▶ [Set exercise]: Retype each record shown below, leaving every character as it is.

Data excerpts:
= = = = = = =
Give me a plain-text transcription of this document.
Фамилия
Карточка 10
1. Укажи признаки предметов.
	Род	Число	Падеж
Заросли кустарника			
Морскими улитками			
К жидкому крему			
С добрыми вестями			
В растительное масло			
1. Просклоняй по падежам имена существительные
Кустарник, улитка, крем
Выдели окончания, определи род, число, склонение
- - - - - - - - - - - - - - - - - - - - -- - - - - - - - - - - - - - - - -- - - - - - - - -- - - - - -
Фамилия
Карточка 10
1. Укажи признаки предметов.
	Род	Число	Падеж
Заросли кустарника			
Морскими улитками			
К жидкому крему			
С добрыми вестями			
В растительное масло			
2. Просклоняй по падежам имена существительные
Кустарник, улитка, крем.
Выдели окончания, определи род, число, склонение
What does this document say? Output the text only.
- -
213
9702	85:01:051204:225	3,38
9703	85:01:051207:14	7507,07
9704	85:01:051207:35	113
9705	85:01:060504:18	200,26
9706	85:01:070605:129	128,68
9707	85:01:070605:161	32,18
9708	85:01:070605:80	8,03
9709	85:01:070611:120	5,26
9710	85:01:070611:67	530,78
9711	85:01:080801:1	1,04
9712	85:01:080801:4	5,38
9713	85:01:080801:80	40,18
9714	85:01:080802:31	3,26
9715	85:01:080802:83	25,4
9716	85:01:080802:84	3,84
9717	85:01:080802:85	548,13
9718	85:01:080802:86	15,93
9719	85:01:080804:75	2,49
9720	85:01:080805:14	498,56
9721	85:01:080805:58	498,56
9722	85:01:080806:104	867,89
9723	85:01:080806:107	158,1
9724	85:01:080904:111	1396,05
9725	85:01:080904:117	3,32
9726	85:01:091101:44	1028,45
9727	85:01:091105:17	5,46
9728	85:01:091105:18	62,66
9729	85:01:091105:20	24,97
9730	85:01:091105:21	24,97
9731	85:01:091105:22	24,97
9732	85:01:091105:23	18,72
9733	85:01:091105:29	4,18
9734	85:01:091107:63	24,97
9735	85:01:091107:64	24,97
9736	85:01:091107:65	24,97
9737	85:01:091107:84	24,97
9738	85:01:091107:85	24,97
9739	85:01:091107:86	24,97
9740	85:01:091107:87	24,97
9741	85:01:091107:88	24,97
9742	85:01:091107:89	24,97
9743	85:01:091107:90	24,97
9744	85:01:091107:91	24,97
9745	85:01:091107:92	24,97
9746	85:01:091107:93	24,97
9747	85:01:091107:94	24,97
= = = = = = =
▶ [Response]:
Give me a plain-text transcription of this document.
Фамилия
Карточка 10
1. Укажи признаки предметов.
	Род	Число	Падеж
Заросли кустарника			
Морскими улитками			
К жидкому крему			
С добрыми вестями			
В растительное масло			
1. Просклоняй по падежам имена существительные
Кустарник, улитка, крем
Выдели окончания, определи род, число, склонение
- - - - - - - - - - - - - - - - - - - - -- - - - - - - - - - - - - - - - -- - - - - - - - -- - - - - -
Фамилия
Карточка 10
1. Укажи признаки предметов.
	Род	Число	Падеж
Заросли кустарника			
Морскими улитками			
К жидкому крему			
С добрыми вестями			
В растительное масло			
2. Просклоняй по падежам имена существительные
Кустарник, улитка, крем.
Выдели окончания, определи род, число, склонение
What does this document say? Output the text only.
- -
213
9702	85:01:051204:225	3,38
9703	85:01:051207:14	7507,07
9704	85:01:051207:35	113
9705	85:01:060504:18	200,26
9706	85:01:070605:129	128,68
9707	85:01:070605:161	32,18
9708	85:01:070605:80	8,03
9709	85:01:070611:120	5,26
9710	85:01:070611:67	530,78
9711	85:01:080801:1	1,04
9712	85:01:080801:4	5,38
9713	85:01:080801:80	40,18
9714	85:01:080802:31	3,26
9715	85:01:080802:83	25,4
9716	85:01:080802:84	3,84
9717	85:01:080802:85	548,13
9718	85:01:080802:86	15,93
9719	85:01:080804:75	2,49
9720	85:01:080805:14	498,56
9721	85:01:080805:58	498,56
9722	85:01:080806:104	867,89
9723	85:01:080806:107	158,1
9724	85:01:080904:111	1396,05
9725	85:01:080904:117	3,32
9726	85:01:091101:44	1028,45
9727	85:01:091105:17	5,46
9728	85:01:091105:18	62,66
9729	85:01:091105:20	24,97
9730	85:01:091105:21	24,97
9731	85:01:091105:22	24,97
9732	85:01:091105:23	18,72
9733	85:01:091105:29	4,18
9734	85:01:091107:63	24,97
9735	85:01:091107:64	24,97
9736	85:01:091107:65	24,97
9737	85:01:091107:84	24,97
9738	85:01:091107:85	24,97
9739	85:01:091107:86	24,97
9740	85:01:091107:87	24,97
9741	85:01:091107:88	24,97
9742	85:01:091107:89	24,97
9743	85:01:091107:90	24,97
9744	85:01:091107:91	24,97
9745	85:01:091107:92	24,97
9746	85:01:091107:93	24,97
9747	85:01:091107:94	24,97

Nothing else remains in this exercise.